╭─ Dataset records

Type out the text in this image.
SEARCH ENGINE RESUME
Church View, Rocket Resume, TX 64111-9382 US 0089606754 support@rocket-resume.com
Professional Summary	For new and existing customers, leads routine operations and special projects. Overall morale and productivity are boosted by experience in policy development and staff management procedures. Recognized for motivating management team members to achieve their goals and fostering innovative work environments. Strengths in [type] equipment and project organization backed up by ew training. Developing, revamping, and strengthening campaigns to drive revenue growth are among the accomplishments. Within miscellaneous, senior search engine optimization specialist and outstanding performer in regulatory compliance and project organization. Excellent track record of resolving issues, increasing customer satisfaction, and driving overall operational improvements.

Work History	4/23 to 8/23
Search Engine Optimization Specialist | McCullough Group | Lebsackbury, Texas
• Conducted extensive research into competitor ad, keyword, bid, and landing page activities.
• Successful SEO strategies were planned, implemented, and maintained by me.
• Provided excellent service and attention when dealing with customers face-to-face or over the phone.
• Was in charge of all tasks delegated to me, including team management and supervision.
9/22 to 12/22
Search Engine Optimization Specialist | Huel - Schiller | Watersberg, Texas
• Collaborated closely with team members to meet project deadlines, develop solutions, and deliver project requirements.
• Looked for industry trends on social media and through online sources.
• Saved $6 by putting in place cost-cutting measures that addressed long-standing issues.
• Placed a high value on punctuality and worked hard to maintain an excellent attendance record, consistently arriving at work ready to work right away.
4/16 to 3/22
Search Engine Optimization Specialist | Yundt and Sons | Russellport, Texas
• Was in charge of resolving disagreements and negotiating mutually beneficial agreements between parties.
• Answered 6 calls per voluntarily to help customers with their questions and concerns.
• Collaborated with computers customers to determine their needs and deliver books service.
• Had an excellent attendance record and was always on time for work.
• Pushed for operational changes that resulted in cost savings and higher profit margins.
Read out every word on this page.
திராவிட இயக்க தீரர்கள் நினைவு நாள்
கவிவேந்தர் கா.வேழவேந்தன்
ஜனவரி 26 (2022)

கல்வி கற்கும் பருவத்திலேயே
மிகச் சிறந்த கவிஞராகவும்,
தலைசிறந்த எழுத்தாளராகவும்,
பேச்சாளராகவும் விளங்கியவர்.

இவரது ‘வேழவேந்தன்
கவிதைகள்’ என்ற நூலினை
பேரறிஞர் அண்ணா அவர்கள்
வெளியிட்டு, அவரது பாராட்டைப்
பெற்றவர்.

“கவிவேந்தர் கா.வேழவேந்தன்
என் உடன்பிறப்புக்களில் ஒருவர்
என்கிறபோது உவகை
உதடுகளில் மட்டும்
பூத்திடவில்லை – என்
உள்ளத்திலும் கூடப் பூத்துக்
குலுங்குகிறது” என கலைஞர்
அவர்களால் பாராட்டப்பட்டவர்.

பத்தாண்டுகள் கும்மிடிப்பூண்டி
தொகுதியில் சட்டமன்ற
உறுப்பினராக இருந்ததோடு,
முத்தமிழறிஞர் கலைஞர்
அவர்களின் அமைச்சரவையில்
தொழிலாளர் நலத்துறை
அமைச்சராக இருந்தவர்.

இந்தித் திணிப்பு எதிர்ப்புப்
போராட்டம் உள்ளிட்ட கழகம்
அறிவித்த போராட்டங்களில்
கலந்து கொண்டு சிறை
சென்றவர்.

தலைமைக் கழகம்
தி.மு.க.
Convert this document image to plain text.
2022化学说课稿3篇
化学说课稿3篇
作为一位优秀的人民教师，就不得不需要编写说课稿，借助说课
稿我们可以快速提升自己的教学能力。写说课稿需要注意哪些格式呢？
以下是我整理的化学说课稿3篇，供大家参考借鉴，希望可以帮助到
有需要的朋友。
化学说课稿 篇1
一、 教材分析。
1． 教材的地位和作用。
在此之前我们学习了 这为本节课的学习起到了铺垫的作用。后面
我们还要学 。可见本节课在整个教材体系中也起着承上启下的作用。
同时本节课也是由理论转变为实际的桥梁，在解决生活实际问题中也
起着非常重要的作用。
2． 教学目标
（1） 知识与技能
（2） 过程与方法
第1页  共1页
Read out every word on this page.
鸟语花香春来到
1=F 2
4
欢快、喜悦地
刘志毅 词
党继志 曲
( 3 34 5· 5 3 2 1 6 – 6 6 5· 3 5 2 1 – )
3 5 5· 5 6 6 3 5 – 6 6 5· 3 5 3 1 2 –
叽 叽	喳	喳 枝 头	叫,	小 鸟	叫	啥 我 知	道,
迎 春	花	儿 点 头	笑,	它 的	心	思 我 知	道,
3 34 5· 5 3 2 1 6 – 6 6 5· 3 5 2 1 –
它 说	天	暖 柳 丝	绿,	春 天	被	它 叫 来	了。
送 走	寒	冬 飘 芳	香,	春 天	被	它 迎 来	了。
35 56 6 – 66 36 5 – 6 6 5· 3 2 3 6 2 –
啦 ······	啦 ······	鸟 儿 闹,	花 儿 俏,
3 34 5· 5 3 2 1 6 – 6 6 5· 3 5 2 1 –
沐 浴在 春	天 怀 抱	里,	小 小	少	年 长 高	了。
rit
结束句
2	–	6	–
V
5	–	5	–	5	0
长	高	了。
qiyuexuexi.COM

╰─

Required task
Make an exact copy of the records.

Reply to the task
Type out the text in this image.
SEARCH ENGINE RESUME
Church View, Rocket Resume, TX 64111-9382 US 0089606754 support@rocket-resume.com
Professional Summary	For new and existing customers, leads routine operations and special projects. Overall morale and productivity are boosted by experience in policy development and staff management procedures. Recognized for motivating management team members to achieve their goals and fostering innovative work environments. Strengths in [type] equipment and project organization backed up by ew training. Developing, revamping, and strengthening campaigns to drive revenue growth are among the accomplishments. Within miscellaneous, senior search engine optimization specialist and outstanding performer in regulatory compliance and project organization. Excellent track record of resolving issues, increasing customer satisfaction, and driving overall operational improvements.

Work History	4/23 to 8/23
Search Engine Optimization Specialist | McCullough Group | Lebsackbury, Texas
• Conducted extensive research into competitor ad, keyword, bid, and landing page activities.
• Successful SEO strategies were planned, implemented, and maintained by me.
• Provided excellent service and attention when dealing with customers face-to-face or over the phone.
• Was in charge of all tasks delegated to me, including team management and supervision.
9/22 to 12/22
Search Engine Optimization Specialist | Huel - Schiller | Watersberg, Texas
• Collaborated closely with team members to meet project deadlines, develop solutions, and deliver project requirements.
• Looked for industry trends on social media and through online sources.
• Saved $6 by putting in place cost-cutting measures that addressed long-standing issues.
• Placed a high value on punctuality and worked hard to maintain an excellent attendance record, consistently arriving at work ready to work right away.
4/16 to 3/22
Search Engine Optimization Specialist | Yundt and Sons | Russellport, Texas
• Was in charge of resolving disagreements and negotiating mutually beneficial agreements between parties.
• Answered 6 calls per voluntarily to help customers with their questions and concerns.
• Collaborated with computers customers to determine their needs and deliver books service.
• Had an excellent attendance record and was always on time for work.
• Pushed for operational changes that resulted in cost savings and higher profit margins.
Read out every word on this page.
திராவிட இயக்க தீரர்கள் நினைவு நாள்
கவிவேந்தர் கா.வேழவேந்தன்
ஜனவரி 26 (2022)

கல்வி கற்கும் பருவத்திலேயே
மிகச் சிறந்த கவிஞராகவும்,
தலைசிறந்த எழுத்தாளராகவும்,
பேச்சாளராகவும் விளங்கியவர்.

இவரது ‘வேழவேந்தன்
கவிதைகள்’ என்ற நூலினை
பேரறிஞர் அண்ணா அவர்கள்
வெளியிட்டு, அவரது பாராட்டைப்
பெற்றவர்.

“கவிவேந்தர் கா.வேழவேந்தன்
என் உடன்பிறப்புக்களில் ஒருவர்
என்கிறபோது உவகை
உதடுகளில் மட்டும்
பூத்திடவில்லை – என்
உள்ளத்திலும் கூடப் பூத்துக்
குலுங்குகிறது” என கலைஞர்
அவர்களால் பாராட்டப்பட்டவர்.

பத்தாண்டுகள் கும்மிடிப்பூண்டி
தொகுதியில் சட்டமன்ற
உறுப்பினராக இருந்ததோடு,
முத்தமிழறிஞர் கலைஞர்
அவர்களின் அமைச்சரவையில்
தொழிலாளர் நலத்துறை
அமைச்சராக இருந்தவர்.

இந்தித் திணிப்பு எதிர்ப்புப்
போராட்டம் உள்ளிட்ட கழகம்
அறிவித்த போராட்டங்களில்
கலந்து கொண்டு சிறை
சென்றவர்.

தலைமைக் கழகம்
தி.மு.க.
Convert this document image to plain text.
2022化学说课稿3篇
化学说课稿3篇
作为一位优秀的人民教师，就不得不需要编写说课稿，借助说课
稿我们可以快速提升自己的教学能力。写说课稿需要注意哪些格式呢？
以下是我整理的化学说课稿3篇，供大家参考借鉴，希望可以帮助到
有需要的朋友。
化学说课稿 篇1
一、 教材分析。
1． 教材的地位和作用。
在此之前我们学习了 这为本节课的学习起到了铺垫的作用。后面
我们还要学 。可见本节课在整个教材体系中也起着承上启下的作用。
同时本节课也是由理论转变为实际的桥梁，在解决生活实际问题中也
起着非常重要的作用。
2． 教学目标
（1） 知识与技能
（2） 过程与方法
第1页  共1页
Read out every word on this page.
鸟语花香春来到
1=F 2
4
欢快、喜悦地
刘志毅 词
党继志 曲
( 3 34 5· 5 3 2 1 6 – 6 6 5· 3 5 2 1 – )
3 5 5· 5 6 6 3 5 – 6 6 5· 3 5 3 1 2 –
叽 叽	喳	喳 枝 头	叫,	小 鸟	叫	啥 我 知	道,
迎 春	花	儿 点 头	笑,	它 的	心	思 我 知	道,
3 34 5· 5 3 2 1 6 – 6 6 5· 3 5 2 1 –
它 说	天	暖 柳 丝	绿,	春 天	被	它 叫 来	了。
送 走	寒	冬 飘 芳	香,	春 天	被	它 迎 来	了。
35 56 6 – 66 36 5 – 6 6 5· 3 2 3 6 2 –
啦 ······	啦 ······	鸟 儿 闹,	花 儿 俏,
3 34 5· 5 3 2 1 6 – 6 6 5· 3 5 2 1 –
沐 浴在 春	天 怀 抱	里,	小 小	少	年 长 高	了。
rit
结束句
2	–	6	–
V
5	–	5	–	5	0
长	高	了。
qiyuexuexi.COM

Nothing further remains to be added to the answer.